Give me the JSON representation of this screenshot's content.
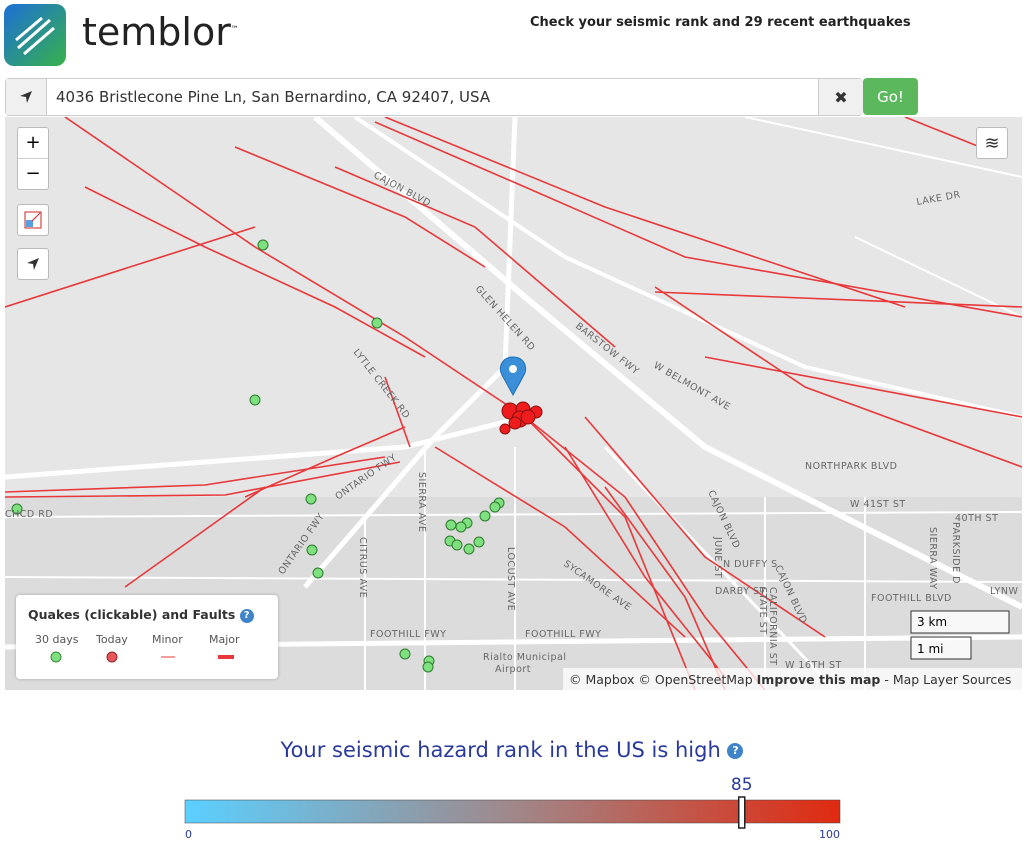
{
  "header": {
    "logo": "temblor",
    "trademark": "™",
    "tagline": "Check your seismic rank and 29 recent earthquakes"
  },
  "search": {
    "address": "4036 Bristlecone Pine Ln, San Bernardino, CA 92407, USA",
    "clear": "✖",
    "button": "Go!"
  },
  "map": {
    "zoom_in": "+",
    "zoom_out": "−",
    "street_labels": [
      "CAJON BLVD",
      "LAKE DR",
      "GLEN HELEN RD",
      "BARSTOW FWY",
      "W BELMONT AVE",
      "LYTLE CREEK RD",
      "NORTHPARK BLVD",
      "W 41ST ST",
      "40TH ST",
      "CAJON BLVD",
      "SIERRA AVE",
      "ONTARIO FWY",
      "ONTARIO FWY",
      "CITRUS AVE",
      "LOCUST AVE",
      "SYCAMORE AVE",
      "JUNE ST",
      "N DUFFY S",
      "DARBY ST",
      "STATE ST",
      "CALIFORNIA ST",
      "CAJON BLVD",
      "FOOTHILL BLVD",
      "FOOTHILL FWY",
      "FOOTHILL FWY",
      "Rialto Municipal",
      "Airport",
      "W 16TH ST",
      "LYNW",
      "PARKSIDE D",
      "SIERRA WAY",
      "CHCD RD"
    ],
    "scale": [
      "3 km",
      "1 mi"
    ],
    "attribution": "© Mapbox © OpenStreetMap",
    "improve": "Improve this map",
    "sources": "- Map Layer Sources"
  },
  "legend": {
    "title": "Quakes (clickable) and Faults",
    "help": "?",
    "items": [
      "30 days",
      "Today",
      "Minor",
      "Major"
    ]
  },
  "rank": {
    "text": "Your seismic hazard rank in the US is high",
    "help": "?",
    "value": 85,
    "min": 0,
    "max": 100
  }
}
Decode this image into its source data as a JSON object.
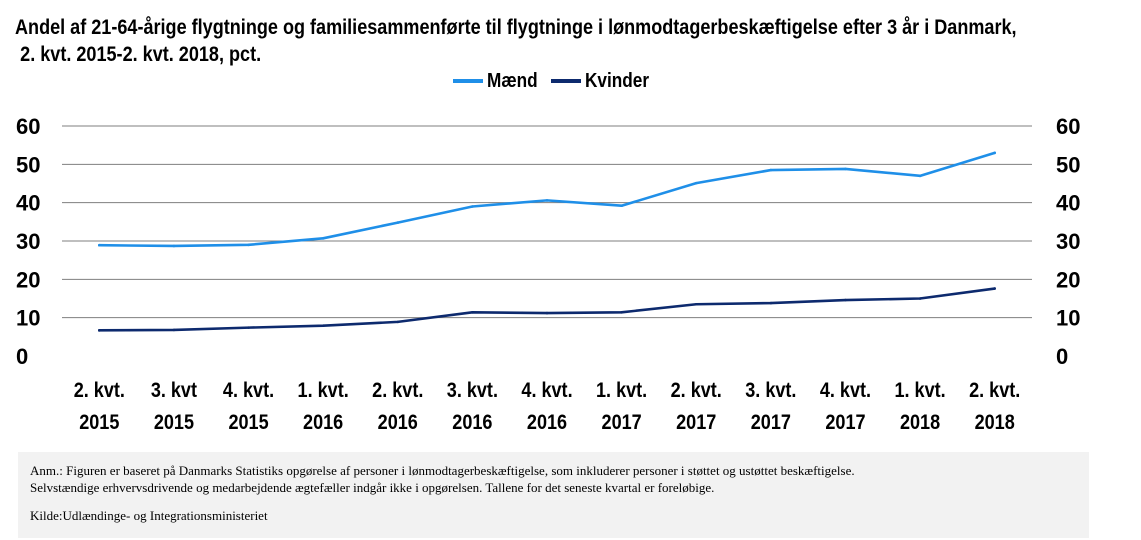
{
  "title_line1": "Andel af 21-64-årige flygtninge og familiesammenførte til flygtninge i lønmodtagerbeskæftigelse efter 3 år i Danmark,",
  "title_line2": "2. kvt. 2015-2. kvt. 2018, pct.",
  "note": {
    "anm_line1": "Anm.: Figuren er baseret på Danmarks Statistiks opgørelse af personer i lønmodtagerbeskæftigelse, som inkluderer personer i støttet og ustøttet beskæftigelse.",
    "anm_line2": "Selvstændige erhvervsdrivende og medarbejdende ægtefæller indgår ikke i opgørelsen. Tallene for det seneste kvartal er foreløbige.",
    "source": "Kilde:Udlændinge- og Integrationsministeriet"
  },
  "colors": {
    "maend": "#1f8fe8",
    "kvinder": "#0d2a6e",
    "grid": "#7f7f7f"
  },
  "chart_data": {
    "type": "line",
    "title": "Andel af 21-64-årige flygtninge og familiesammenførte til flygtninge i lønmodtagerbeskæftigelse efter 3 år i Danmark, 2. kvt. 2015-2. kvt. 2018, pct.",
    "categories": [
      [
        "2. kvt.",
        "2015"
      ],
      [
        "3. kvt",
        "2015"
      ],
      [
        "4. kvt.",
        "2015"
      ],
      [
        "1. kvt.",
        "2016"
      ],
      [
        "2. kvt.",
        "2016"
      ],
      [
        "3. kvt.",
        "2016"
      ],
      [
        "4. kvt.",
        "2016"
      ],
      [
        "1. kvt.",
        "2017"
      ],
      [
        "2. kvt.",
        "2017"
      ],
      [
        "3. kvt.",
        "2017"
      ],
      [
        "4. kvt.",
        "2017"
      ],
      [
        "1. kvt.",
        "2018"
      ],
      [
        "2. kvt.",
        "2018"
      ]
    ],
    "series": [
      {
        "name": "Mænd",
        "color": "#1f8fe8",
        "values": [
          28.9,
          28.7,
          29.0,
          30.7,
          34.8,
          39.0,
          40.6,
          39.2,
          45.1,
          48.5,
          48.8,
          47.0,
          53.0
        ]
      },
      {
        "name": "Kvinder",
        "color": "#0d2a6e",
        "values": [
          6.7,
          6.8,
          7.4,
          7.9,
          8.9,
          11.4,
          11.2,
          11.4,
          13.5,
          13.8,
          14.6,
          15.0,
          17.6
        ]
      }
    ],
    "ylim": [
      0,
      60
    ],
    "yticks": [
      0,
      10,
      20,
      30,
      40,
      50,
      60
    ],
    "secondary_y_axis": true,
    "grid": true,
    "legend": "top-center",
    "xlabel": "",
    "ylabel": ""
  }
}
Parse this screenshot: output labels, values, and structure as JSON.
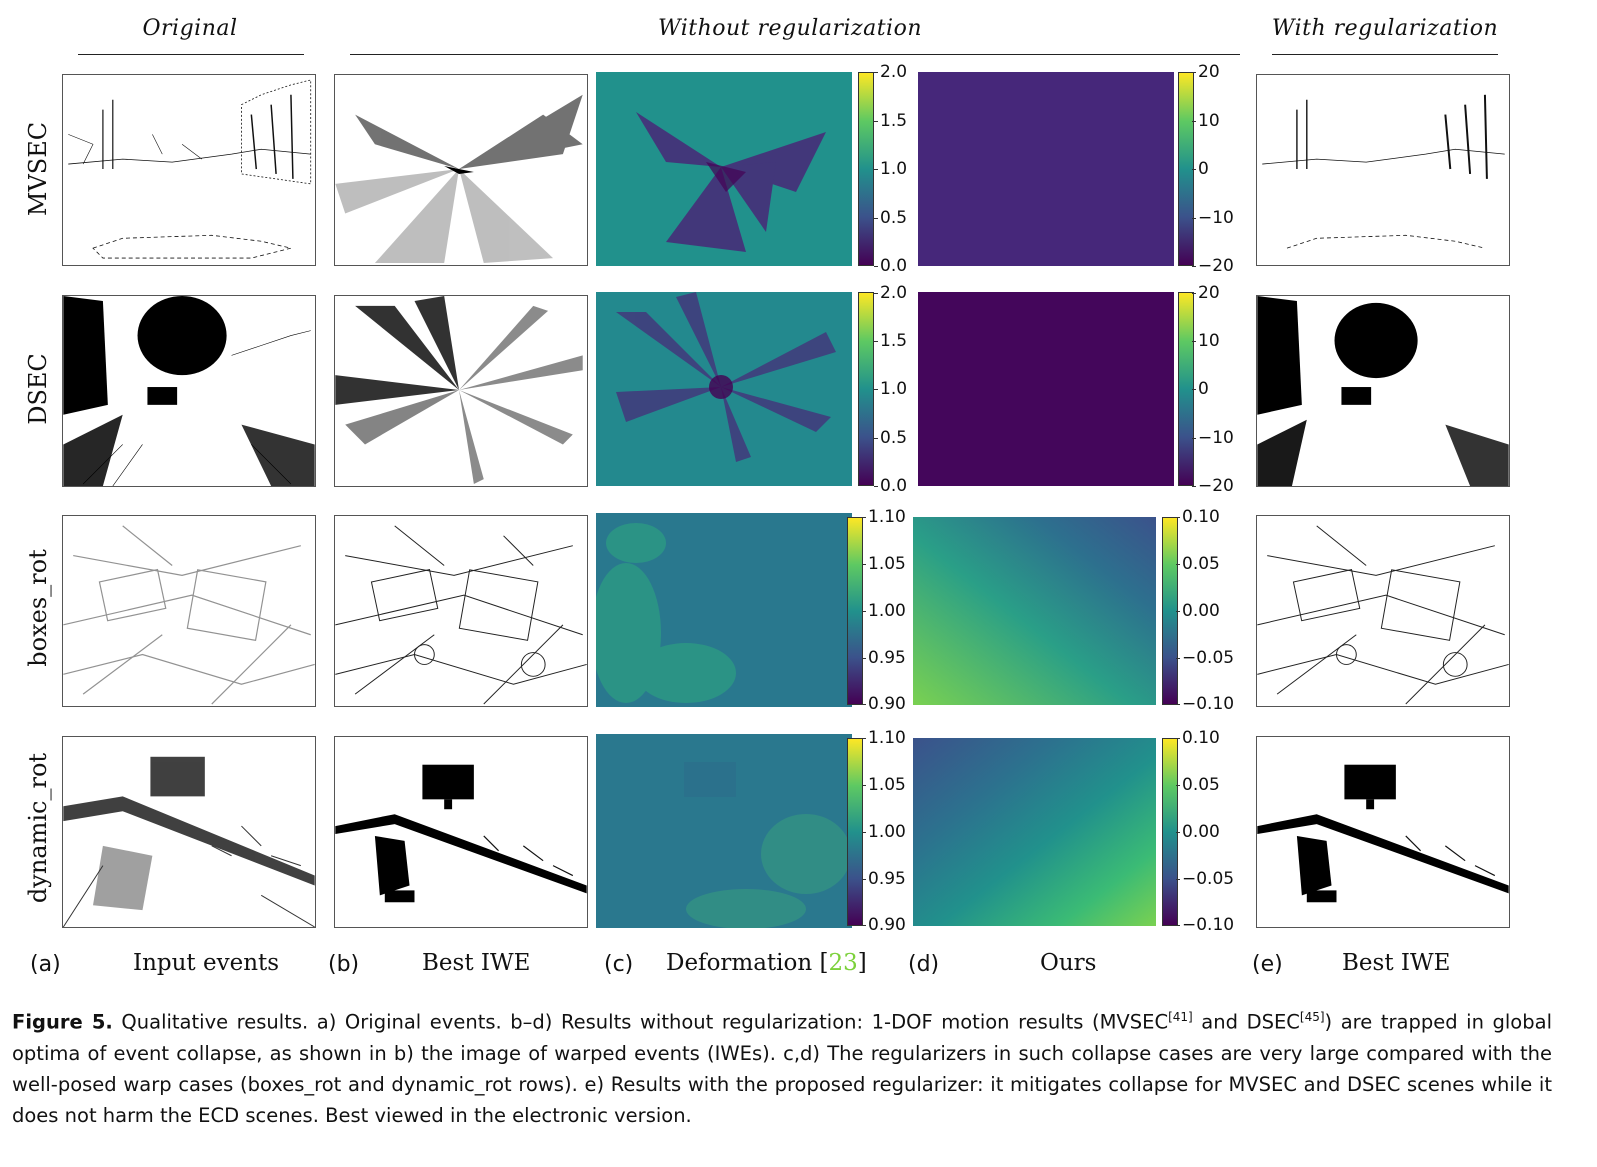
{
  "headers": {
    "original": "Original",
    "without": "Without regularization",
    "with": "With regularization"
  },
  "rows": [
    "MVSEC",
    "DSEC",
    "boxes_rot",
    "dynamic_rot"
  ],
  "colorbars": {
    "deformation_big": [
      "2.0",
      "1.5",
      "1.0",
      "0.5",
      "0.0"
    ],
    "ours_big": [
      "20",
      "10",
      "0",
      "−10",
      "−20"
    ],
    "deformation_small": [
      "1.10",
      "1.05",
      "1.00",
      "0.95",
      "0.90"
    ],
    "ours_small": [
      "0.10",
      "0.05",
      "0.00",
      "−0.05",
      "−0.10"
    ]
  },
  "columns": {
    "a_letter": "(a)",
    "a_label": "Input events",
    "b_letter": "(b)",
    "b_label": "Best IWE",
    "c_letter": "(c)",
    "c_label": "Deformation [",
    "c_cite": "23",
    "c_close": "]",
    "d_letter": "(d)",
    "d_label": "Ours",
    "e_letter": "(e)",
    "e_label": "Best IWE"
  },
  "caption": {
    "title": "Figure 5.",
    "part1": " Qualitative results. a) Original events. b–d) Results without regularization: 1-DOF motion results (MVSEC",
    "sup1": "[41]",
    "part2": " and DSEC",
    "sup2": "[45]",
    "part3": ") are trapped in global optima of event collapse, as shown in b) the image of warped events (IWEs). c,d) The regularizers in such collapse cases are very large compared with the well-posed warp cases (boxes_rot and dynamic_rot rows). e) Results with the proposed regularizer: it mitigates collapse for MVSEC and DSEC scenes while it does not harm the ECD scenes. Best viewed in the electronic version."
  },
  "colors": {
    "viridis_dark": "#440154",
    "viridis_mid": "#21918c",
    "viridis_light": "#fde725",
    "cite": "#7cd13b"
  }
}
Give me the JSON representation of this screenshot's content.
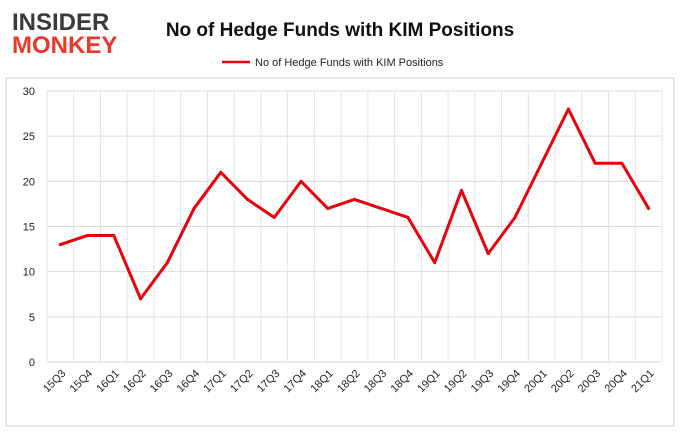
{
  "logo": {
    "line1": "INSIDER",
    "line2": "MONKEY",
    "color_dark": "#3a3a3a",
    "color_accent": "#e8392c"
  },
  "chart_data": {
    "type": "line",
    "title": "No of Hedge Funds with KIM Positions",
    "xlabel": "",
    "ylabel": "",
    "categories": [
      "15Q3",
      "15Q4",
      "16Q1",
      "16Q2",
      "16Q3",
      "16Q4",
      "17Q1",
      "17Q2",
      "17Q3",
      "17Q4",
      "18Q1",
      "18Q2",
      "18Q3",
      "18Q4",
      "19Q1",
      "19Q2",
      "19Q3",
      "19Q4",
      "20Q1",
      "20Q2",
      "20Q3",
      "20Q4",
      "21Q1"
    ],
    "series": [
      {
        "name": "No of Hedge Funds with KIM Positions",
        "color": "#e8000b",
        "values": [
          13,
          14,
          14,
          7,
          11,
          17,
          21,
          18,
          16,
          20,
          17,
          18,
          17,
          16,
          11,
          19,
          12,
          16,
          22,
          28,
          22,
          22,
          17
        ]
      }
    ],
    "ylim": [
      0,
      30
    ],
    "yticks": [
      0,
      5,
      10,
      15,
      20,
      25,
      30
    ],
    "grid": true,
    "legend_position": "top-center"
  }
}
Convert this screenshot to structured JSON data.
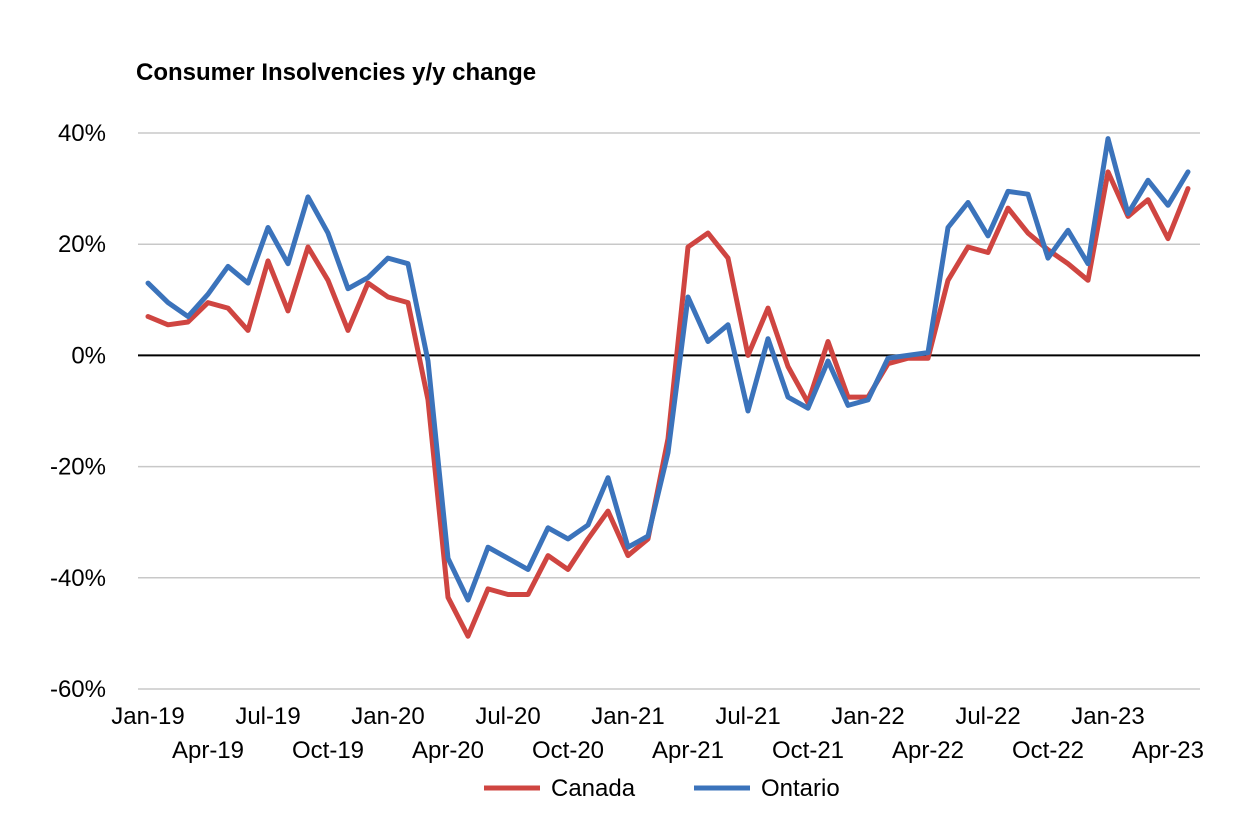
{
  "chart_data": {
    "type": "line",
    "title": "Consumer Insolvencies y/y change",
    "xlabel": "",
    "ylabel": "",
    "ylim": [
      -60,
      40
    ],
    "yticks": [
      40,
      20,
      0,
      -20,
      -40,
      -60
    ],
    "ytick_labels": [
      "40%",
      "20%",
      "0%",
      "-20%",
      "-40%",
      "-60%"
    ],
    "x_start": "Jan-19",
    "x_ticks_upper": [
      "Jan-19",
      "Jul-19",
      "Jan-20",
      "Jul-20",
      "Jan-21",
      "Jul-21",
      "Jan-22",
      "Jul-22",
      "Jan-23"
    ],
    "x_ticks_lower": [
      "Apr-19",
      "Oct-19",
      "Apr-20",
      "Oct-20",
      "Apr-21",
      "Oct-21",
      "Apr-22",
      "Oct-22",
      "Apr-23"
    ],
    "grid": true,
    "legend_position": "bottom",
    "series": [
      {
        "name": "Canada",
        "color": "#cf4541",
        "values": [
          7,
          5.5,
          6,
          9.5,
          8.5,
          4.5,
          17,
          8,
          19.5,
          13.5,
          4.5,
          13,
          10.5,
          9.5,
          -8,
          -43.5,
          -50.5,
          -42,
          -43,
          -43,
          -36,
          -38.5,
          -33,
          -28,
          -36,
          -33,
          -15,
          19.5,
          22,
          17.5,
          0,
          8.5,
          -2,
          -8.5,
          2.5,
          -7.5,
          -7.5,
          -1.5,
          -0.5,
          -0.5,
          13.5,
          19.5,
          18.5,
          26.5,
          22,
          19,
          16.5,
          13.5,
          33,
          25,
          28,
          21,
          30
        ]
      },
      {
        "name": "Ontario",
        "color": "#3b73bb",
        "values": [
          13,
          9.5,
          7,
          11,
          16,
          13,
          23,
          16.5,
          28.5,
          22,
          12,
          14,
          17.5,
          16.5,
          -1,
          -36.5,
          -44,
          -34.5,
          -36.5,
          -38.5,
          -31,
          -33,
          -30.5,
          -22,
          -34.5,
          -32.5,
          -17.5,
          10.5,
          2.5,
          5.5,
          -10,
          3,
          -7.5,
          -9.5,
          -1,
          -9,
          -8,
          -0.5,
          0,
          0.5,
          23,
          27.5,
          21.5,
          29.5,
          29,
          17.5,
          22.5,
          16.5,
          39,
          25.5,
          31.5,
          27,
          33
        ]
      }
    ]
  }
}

* _Short exercise_: Reproduce every line from the entries that holds the word "name".

* _Response below_:
        "name": "Mænd",
        "name": "Kvinder",
        "name": "No of Hedge Funds with KIM Positions",
        "name": "Canada",
        "name": "Ontario",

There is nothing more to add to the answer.